#### What you will do
Search the records that follow and extract every line containing the string "name".

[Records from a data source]
>>>

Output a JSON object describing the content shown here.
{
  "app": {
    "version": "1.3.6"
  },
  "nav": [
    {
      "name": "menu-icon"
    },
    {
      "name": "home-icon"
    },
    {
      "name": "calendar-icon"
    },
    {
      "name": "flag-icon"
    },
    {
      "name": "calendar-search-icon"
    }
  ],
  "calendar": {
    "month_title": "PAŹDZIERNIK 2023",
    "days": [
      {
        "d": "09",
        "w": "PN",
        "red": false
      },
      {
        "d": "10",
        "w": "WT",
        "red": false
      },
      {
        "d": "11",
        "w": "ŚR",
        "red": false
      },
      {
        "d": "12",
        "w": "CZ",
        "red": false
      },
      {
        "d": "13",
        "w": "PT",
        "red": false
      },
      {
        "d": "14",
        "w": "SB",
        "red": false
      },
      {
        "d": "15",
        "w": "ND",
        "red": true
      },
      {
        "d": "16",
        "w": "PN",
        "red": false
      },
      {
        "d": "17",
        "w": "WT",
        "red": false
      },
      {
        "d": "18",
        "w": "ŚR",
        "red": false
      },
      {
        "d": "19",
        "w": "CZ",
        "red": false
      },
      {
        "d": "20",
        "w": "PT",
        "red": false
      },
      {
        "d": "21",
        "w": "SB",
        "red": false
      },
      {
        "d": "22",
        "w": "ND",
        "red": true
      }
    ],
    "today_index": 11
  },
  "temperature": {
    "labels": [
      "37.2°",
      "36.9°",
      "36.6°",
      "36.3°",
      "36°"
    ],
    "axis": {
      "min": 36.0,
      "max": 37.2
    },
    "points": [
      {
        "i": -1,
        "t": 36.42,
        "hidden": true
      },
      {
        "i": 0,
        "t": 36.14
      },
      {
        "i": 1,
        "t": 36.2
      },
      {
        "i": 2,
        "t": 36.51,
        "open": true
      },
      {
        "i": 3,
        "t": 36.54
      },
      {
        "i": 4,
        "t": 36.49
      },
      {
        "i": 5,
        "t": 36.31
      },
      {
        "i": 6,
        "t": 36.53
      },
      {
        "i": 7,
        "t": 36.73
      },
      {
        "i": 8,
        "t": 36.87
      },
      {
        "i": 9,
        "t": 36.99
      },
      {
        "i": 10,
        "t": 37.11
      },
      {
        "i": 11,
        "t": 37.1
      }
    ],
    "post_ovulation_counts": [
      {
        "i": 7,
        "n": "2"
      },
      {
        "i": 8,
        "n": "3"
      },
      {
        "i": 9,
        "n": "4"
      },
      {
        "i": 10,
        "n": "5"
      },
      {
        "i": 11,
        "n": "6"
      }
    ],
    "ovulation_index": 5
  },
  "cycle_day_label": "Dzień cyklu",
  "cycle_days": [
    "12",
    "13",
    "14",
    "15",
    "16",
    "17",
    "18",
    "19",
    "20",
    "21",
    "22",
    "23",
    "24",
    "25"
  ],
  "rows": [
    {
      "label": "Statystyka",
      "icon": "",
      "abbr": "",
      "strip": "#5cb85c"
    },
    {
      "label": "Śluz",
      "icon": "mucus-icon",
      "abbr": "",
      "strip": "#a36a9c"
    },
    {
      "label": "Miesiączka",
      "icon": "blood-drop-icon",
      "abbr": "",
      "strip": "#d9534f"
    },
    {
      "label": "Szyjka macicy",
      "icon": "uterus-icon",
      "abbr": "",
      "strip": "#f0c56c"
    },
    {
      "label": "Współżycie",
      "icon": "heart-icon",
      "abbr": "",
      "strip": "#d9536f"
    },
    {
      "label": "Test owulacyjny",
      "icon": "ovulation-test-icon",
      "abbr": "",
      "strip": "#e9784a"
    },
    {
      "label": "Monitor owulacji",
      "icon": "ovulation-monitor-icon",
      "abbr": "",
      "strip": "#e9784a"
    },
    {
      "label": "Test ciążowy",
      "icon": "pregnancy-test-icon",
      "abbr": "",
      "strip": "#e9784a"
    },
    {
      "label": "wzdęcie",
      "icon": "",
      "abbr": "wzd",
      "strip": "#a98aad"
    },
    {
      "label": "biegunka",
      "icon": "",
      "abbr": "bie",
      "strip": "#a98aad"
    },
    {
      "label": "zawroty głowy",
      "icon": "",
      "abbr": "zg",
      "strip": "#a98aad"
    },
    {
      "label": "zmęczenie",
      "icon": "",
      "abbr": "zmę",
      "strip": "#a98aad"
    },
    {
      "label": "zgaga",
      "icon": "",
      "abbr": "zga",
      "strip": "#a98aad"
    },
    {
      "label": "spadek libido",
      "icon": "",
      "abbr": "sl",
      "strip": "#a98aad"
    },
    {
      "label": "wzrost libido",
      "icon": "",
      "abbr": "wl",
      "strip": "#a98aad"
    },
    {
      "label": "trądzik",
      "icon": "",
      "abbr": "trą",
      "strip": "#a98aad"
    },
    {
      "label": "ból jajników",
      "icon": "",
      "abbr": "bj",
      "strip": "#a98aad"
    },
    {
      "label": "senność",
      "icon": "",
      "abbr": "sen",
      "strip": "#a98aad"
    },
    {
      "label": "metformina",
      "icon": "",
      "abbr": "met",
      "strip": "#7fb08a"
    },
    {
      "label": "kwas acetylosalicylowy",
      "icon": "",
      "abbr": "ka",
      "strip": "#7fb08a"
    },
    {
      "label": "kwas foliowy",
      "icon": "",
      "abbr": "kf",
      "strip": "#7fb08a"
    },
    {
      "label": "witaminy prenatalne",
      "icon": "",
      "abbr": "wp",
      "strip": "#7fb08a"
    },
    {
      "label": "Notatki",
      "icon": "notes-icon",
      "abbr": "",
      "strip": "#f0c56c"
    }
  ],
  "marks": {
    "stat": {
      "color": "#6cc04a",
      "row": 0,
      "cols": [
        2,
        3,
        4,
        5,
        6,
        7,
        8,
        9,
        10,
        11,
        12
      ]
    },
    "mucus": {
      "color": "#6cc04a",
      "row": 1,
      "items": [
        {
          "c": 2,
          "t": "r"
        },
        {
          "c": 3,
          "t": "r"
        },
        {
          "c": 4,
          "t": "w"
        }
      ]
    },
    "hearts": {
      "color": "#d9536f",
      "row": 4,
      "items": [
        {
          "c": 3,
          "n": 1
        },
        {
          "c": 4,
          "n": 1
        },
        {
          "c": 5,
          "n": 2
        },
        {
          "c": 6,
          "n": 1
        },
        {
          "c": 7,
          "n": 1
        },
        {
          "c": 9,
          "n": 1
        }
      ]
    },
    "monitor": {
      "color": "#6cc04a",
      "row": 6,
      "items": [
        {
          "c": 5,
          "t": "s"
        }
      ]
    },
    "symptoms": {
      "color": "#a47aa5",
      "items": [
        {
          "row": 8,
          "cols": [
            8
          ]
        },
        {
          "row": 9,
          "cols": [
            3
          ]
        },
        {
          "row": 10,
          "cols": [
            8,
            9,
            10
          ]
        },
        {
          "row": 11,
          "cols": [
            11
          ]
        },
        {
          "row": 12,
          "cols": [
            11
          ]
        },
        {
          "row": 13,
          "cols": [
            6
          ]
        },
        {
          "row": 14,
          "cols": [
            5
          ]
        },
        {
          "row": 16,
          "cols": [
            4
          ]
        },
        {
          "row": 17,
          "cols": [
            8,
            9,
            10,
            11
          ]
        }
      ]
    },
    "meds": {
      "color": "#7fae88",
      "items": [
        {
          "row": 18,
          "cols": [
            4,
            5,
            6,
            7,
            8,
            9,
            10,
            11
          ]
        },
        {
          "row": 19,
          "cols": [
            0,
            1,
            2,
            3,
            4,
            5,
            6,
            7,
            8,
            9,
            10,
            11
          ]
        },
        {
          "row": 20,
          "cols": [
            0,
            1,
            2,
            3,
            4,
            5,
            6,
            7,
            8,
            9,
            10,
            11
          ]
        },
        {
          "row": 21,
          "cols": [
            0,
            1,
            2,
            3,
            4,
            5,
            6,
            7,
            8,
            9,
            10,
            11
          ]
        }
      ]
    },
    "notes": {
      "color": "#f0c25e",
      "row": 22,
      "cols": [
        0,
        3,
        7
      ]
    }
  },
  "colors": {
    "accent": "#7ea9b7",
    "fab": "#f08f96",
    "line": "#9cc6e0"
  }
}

<<<

#### Solution to this task
      "name": "menu-icon"
      "name": "home-icon"
      "name": "calendar-icon"
      "name": "flag-icon"
      "name": "calendar-search-icon"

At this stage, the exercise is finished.